Write out the entries verbatim and leave the images out of the copy.

____________

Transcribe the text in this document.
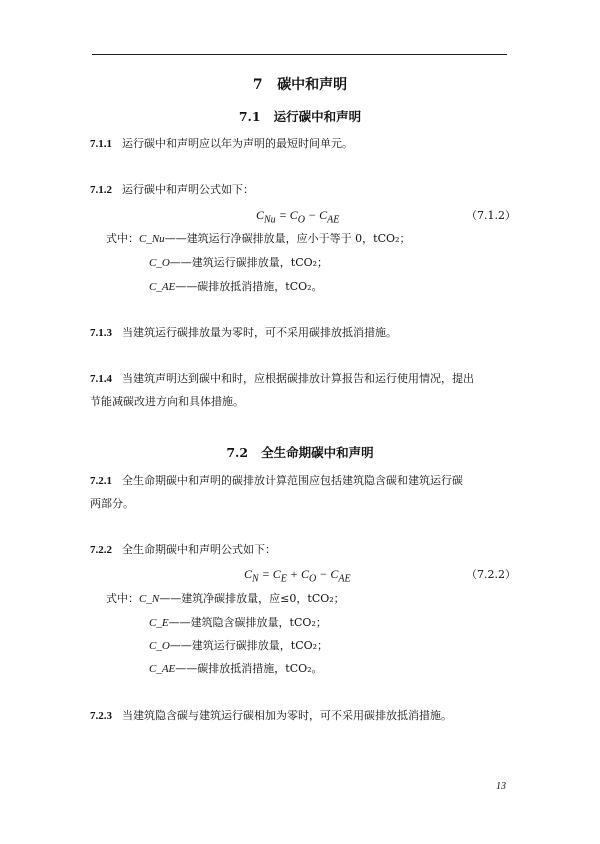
7 碳中和声明
7.1 运行碳中和声明
7.1.1 运行碳中和声明应以年为声明的最短时间单元。
7.1.2 运行碳中和声明公式如下：
$C_{Nu} = C_O - C_{AE}$	（7.1.2）
式中：C_Nu——建筑运行净碳排放量，应小于等于 0，tCO₂；
C_O——建筑运行碳排放量，tCO₂；
C_AE——碳排放抵消措施，tCO₂。
7.1.3 当建筑运行碳排放量为零时，可不采用碳排放抵消措施。
7.1.4 当建筑声明达到碳中和时，应根据碳排放计算报告和运行使用情况，提出
节能减碳改进方向和具体措施。
7.2 全生命期碳中和声明
7.2.1 全生命期碳中和声明的碳排放计算范围应包括建筑隐含碳和建筑运行碳
两部分。
7.2.2 全生命期碳中和声明公式如下：
$C_N = C_E + C_O - C_{AE}$	（7.2.2）
式中：C_N——建筑净碳排放量，应≤0，tCO₂；
C_E——建筑隐含碳排放量，tCO₂；
C_O——建筑运行碳排放量，tCO₂；
C_AE——碳排放抵消措施，tCO₂。
7.2.3 当建筑隐含碳与建筑运行碳相加为零时，可不采用碳排放抵消措施。
13
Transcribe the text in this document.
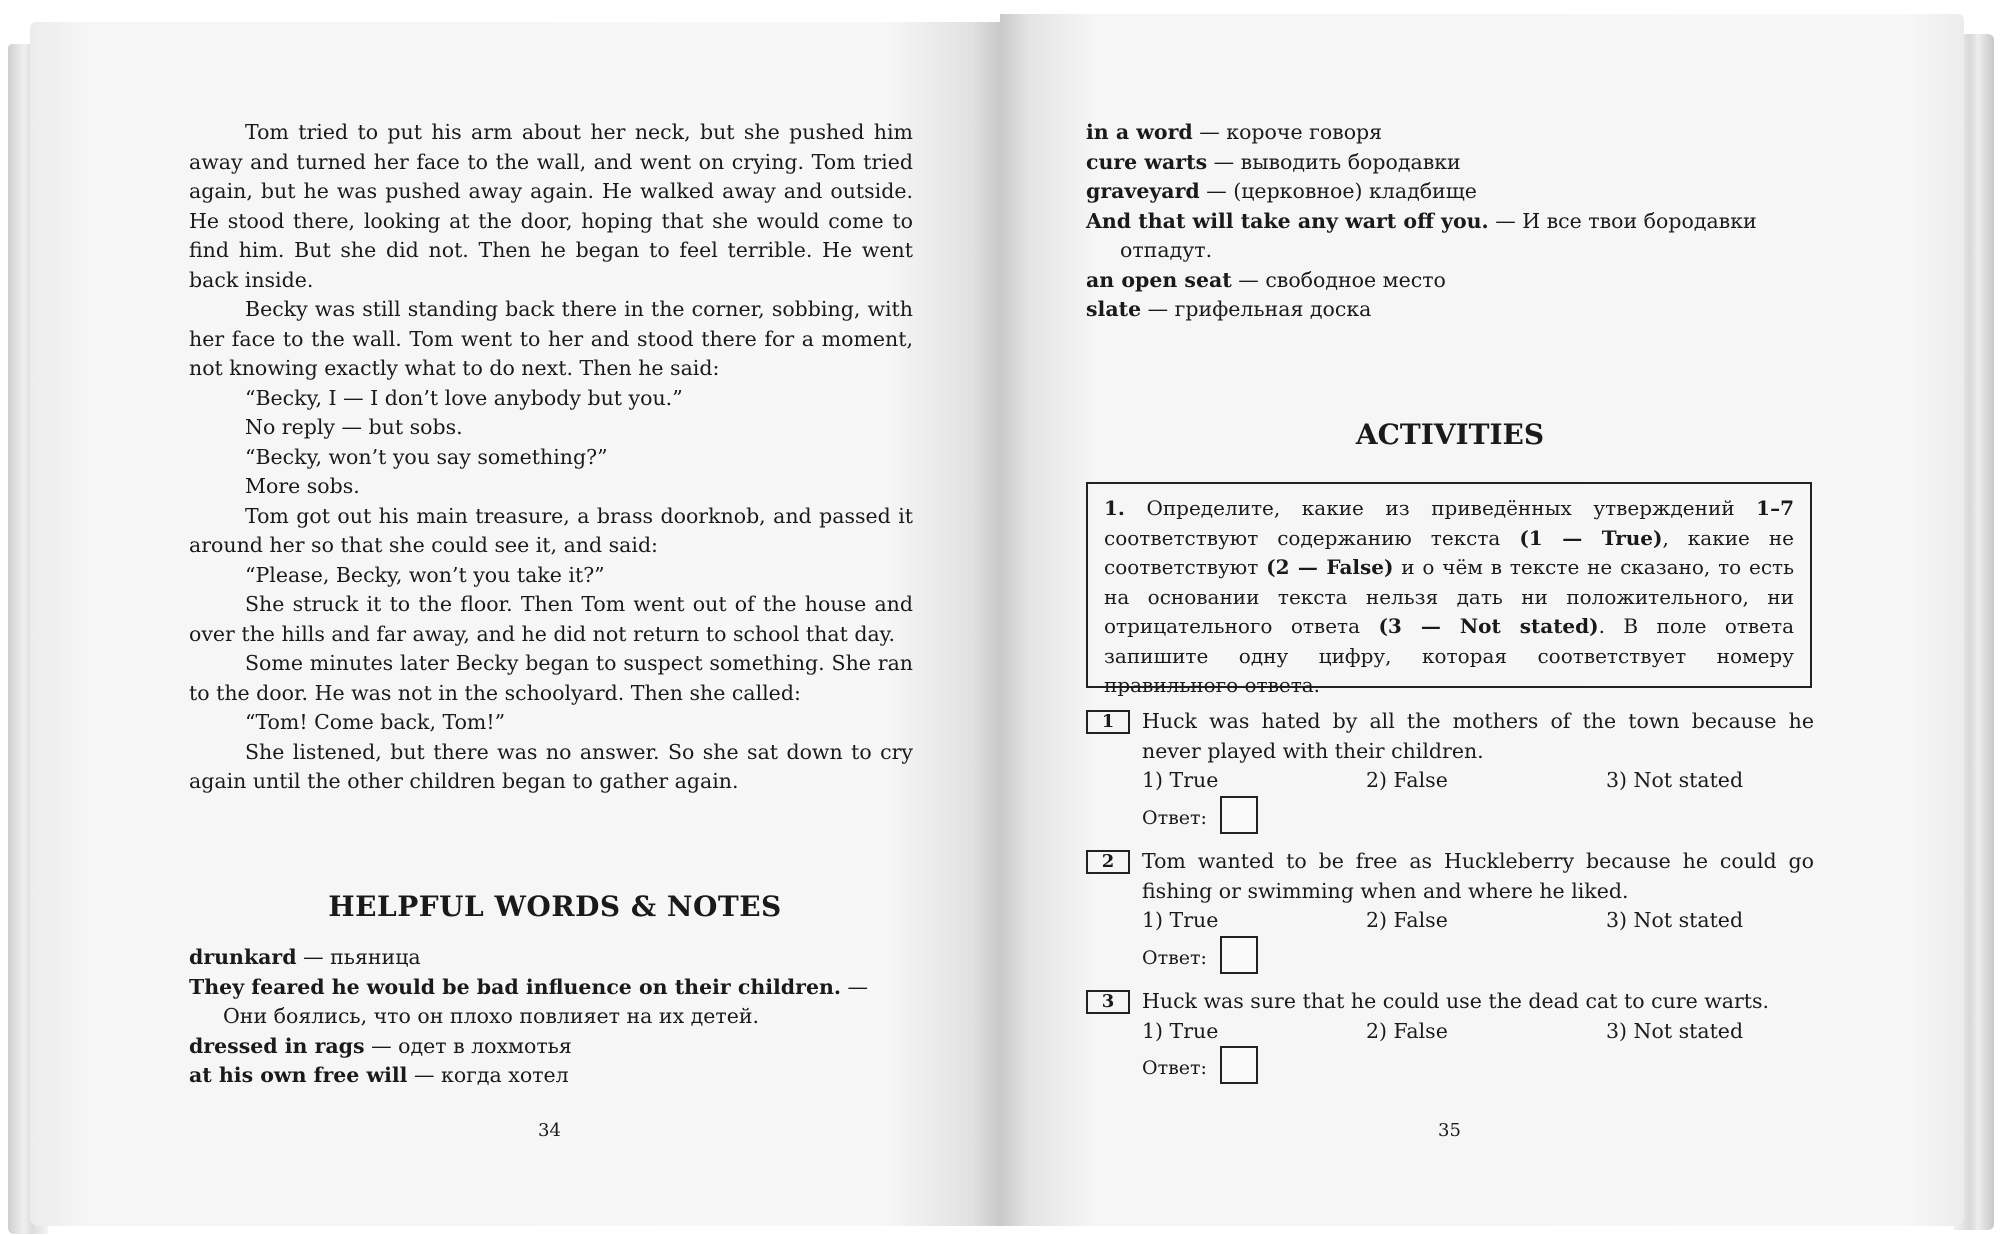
Tom tried to put his arm about her neck, but she pushed him away and turned her face to the wall, and went on crying. Tom tried again, but he was pushed away again. He walked away and outside. He stood there, looking at the door, hoping that she would come to find him. But she did not. Then he began to feel terrible. He went back inside.

Becky was still standing back there in the corner, sobbing, with her face to the wall. Tom went to her and stood there for a moment, not knowing exactly what to do next. Then he said:

“Becky, I — I don’t love anybody but you.”

No reply — but sobs.

“Becky, won’t you say something?”

More sobs.

Tom got out his main treasure, a brass doorknob, and passed it around her so that she could see it, and said:

“Please, Becky, won’t you take it?”

She struck it to the floor. Then Tom went out of the house and over the hills and far away, and he did not return to school that day.

Some minutes later Becky began to suspect something. She ran to the door. He was not in the schoolyard. Then she called:

“Tom! Come back, Tom!”

She listened, but there was no answer. So she sat down to cry again until the other children began to gather again.

HELPFUL WORDS & NOTES

drunkard — пьяница

They feared he would be bad influence on their children. — Они боялись, что он плохо повлияет на их детей.

dressed in rags — одет в лохмотья

at his own free will — когда хотел

34

in a word — короче говоря

cure warts — выводить бородавки

graveyard — (церковное) кладбище

And that will take any wart off you. — И все твои бородавки отпадут.

an open seat — свободное место

slate — грифельная доска

ACTIVITIES
1. Определите, какие из приведённых утверждений 1–7 соответствуют содержанию текста (1 — True), какие не соответствуют (2 — False) и о чём в тексте не сказано, то есть на основании текста нельзя дать ни положительного, ни отрицательного ответа (3 — Not stated). В поле ответа запишите одну цифру, которая соответствует номеру правильного ответа.
1	Huck was hated by all the mothers of the town because he never played with their children.

1) True	2) False	3) Not stated
Ответ:
2	Tom wanted to be free as Huckleberry because he could go fishing or swimming when and where he liked.

1) True	2) False	3) Not stated
Ответ:
3	Huck was sure that he could use the dead cat to cure warts.

1) True	2) False	3) Not stated
Ответ:
35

____________

**Worked solution:**
Transcribe the text in this document.
7 碳中和声明
7.1 运行碳中和声明
7.1.1 运行碳中和声明应以年为声明的最短时间单元。
7.1.2 运行碳中和声明公式如下：
$C_{Nu} = C_O - C_{AE}$	（7.1.2）
式中：C_Nu——建筑运行净碳排放量，应小于等于 0，tCO₂；
C_O——建筑运行碳排放量，tCO₂；
C_AE——碳排放抵消措施，tCO₂。
7.1.3 当建筑运行碳排放量为零时，可不采用碳排放抵消措施。
7.1.4 当建筑声明达到碳中和时，应根据碳排放计算报告和运行使用情况，提出
节能减碳改进方向和具体措施。
7.2 全生命期碳中和声明
7.2.1 全生命期碳中和声明的碳排放计算范围应包括建筑隐含碳和建筑运行碳
两部分。
7.2.2 全生命期碳中和声明公式如下：
$C_N = C_E + C_O - C_{AE}$	（7.2.2）
式中：C_N——建筑净碳排放量，应≤0，tCO₂；
C_E——建筑隐含碳排放量，tCO₂；
C_O——建筑运行碳排放量，tCO₂；
C_AE——碳排放抵消措施，tCO₂。
7.2.3 当建筑隐含碳与建筑运行碳相加为零时，可不采用碳排放抵消措施。
13
Transcribe the text in this document.
Tom tried to put his arm about her neck, but she pushed him away and turned her face to the wall, and went on crying. Tom tried again, but he was pushed away again. He walked away and outside. He stood there, looking at the door, hoping that she would come to find him. But she did not. Then he began to feel terrible. He went back inside.

Becky was still standing back there in the corner, sobbing, with her face to the wall. Tom went to her and stood there for a moment, not knowing exactly what to do next. Then he said:

“Becky, I — I don’t love anybody but you.”

No reply — but sobs.

“Becky, won’t you say something?”

More sobs.

Tom got out his main treasure, a brass doorknob, and passed it around her so that she could see it, and said:

“Please, Becky, won’t you take it?”

She struck it to the floor. Then Tom went out of the house and over the hills and far away, and he did not return to school that day.

Some minutes later Becky began to suspect something. She ran to the door. He was not in the schoolyard. Then she called:

“Tom! Come back, Tom!”

She listened, but there was no answer. So she sat down to cry again until the other children began to gather again.

HELPFUL WORDS & NOTES

drunkard — пьяница

They feared he would be bad influence on their children. — Они боялись, что он плохо повлияет на их детей.

dressed in rags — одет в лохмотья

at his own free will — когда хотел

34

in a word — короче говоря

cure warts — выводить бородавки

graveyard — (церковное) кладбище

And that will take any wart off you. — И все твои бородавки отпадут.

an open seat — свободное место

slate — грифельная доска

ACTIVITIES
1. Определите, какие из приведённых утверждений 1–7 соответствуют содержанию текста (1 — True), какие не соответствуют (2 — False) и о чём в тексте не сказано, то есть на основании текста нельзя дать ни положительного, ни отрицательного ответа (3 — Not stated). В поле ответа запишите одну цифру, которая соответствует номеру правильного ответа.
1	Huck was hated by all the mothers of the town because he never played with their children.

1) True	2) False	3) Not stated
Ответ:
2	Tom wanted to be free as Huckleberry because he could go fishing or swimming when and where he liked.

1) True	2) False	3) Not stated
Ответ:
3	Huck was sure that he could use the dead cat to cure warts.

1) True	2) False	3) Not stated
Ответ:
35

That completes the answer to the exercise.